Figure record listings
:::
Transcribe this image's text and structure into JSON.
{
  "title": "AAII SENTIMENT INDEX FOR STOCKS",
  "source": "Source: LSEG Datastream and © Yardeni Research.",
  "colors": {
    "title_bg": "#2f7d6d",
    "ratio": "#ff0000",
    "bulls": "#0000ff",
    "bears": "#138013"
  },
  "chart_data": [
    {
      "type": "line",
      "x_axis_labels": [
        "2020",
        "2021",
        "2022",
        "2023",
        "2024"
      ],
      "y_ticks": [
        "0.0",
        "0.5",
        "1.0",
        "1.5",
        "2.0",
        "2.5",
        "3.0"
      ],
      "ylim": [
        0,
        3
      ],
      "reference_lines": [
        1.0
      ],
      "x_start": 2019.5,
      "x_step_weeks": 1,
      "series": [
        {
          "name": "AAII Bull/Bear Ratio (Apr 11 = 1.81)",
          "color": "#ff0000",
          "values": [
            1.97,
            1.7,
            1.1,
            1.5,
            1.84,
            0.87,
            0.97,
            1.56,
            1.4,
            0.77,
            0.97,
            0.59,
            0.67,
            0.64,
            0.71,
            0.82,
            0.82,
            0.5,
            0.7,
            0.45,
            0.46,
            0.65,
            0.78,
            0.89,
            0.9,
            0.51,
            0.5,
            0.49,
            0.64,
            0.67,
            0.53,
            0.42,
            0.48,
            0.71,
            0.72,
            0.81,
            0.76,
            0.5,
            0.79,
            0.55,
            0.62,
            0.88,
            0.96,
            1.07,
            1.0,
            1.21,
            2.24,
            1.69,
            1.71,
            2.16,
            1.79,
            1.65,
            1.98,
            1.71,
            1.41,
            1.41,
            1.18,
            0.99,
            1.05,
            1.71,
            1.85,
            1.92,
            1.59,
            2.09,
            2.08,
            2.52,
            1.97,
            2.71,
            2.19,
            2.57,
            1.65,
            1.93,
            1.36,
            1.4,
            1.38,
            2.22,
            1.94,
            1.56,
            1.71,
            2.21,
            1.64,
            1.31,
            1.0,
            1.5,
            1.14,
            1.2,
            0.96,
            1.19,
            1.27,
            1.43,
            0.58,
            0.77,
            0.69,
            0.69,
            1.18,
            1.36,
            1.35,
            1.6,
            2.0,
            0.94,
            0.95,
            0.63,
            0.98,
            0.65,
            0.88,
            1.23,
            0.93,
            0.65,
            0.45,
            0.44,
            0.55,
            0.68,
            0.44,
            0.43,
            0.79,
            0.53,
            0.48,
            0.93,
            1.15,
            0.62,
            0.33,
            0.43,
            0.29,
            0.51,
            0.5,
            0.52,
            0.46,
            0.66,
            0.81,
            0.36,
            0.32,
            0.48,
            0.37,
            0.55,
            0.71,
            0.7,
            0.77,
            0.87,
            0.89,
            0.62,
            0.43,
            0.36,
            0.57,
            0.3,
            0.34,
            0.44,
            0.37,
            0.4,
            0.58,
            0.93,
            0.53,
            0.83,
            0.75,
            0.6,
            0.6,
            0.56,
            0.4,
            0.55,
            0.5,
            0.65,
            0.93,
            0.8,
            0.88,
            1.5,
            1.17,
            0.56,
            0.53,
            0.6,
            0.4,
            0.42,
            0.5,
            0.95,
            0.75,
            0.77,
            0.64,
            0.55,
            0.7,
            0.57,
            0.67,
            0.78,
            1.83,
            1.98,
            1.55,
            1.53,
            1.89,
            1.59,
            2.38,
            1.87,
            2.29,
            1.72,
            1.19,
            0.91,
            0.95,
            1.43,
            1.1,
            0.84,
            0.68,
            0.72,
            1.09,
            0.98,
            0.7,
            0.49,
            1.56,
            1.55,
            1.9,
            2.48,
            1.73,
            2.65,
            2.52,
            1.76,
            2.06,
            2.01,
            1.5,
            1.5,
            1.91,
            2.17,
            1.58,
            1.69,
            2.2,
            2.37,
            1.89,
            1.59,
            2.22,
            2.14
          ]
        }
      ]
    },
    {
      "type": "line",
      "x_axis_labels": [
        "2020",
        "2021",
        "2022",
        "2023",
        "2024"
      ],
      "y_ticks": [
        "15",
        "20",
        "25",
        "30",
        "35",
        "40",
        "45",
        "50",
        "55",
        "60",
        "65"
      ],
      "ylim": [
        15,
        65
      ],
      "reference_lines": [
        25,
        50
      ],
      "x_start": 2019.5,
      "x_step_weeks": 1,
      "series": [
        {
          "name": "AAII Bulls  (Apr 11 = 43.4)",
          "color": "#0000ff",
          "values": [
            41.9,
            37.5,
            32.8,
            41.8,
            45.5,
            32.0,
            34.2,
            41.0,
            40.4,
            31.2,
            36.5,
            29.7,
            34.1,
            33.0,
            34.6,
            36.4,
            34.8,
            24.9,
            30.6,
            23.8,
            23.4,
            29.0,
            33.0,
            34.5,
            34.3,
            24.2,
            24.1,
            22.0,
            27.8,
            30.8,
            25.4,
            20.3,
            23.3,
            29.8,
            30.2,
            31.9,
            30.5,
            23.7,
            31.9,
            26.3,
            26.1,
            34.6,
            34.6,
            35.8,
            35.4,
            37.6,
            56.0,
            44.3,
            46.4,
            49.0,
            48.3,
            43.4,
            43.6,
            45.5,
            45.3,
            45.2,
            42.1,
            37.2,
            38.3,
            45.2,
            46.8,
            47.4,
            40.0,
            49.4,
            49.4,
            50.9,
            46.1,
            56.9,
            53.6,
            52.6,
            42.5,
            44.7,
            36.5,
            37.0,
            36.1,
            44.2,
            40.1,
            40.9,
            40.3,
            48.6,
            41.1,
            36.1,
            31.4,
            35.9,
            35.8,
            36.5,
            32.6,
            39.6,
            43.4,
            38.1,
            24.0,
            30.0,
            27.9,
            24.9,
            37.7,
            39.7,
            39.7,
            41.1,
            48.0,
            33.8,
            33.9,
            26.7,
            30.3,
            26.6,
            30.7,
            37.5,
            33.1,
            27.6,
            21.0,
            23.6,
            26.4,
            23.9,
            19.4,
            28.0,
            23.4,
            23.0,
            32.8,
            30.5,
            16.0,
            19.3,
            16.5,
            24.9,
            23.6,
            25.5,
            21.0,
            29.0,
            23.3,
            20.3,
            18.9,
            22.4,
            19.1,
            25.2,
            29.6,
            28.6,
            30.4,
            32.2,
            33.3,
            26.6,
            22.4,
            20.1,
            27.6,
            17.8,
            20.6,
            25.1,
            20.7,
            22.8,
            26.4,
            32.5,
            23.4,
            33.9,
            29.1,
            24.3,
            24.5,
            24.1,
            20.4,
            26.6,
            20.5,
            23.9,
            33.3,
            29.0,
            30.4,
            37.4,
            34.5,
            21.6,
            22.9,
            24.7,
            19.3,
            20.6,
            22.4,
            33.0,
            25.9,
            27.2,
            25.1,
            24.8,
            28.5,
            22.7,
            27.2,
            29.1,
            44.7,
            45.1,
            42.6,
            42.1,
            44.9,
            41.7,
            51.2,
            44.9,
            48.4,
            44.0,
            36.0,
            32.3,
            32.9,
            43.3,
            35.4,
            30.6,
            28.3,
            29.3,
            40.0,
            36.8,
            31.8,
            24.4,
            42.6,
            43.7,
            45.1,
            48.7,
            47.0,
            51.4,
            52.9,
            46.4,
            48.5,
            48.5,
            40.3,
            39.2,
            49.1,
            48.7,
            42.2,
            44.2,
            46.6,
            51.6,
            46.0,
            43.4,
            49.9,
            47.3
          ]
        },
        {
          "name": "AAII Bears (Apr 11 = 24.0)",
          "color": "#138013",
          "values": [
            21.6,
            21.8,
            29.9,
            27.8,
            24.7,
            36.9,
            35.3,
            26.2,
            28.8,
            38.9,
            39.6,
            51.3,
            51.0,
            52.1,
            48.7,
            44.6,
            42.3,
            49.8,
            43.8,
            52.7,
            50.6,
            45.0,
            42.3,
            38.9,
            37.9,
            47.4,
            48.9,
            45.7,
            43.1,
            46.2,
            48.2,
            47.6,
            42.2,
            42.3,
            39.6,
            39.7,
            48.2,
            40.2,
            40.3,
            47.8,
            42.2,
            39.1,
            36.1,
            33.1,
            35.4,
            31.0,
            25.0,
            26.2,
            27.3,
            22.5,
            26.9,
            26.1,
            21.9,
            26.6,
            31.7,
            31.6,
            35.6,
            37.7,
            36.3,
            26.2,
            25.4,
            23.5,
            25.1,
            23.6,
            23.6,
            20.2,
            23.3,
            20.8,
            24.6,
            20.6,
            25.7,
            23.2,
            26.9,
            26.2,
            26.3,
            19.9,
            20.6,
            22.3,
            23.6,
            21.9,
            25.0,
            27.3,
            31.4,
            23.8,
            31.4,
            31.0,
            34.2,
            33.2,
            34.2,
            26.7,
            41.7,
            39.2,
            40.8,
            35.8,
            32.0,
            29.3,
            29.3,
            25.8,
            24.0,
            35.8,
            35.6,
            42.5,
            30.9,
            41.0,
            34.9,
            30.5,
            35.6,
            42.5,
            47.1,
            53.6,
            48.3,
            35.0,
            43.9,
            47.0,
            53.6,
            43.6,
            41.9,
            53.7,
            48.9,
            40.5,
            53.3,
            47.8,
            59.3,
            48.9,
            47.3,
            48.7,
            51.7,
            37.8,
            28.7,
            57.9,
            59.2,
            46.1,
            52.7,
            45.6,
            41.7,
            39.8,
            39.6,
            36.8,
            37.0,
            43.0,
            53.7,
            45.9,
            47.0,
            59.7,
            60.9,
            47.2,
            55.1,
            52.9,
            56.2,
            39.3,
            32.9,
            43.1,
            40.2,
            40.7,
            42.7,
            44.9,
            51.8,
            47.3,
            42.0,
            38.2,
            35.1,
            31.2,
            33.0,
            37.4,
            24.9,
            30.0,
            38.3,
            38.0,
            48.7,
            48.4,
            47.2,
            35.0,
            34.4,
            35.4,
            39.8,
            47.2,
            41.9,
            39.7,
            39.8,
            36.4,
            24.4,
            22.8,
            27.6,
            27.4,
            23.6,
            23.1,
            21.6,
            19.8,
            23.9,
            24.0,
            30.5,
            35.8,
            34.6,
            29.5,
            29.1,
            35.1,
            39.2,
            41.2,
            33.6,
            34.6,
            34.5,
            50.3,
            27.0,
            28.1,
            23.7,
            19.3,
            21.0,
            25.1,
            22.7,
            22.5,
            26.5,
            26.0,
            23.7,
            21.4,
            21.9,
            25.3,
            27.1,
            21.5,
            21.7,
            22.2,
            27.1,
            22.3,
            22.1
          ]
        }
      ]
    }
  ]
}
:::
■ Exercise description
Lines containing the string "AAII" are to be selected and copied.

■ The reply
  "title": "AAII SENTIMENT INDEX FOR STOCKS",
          "name": "AAII Bull/Bear Ratio (Apr 11 = 1.81)",
          "name": "AAII Bulls  (Apr 11 = 43.4)",
          "name": "AAII Bears (Apr 11 = 24.0)",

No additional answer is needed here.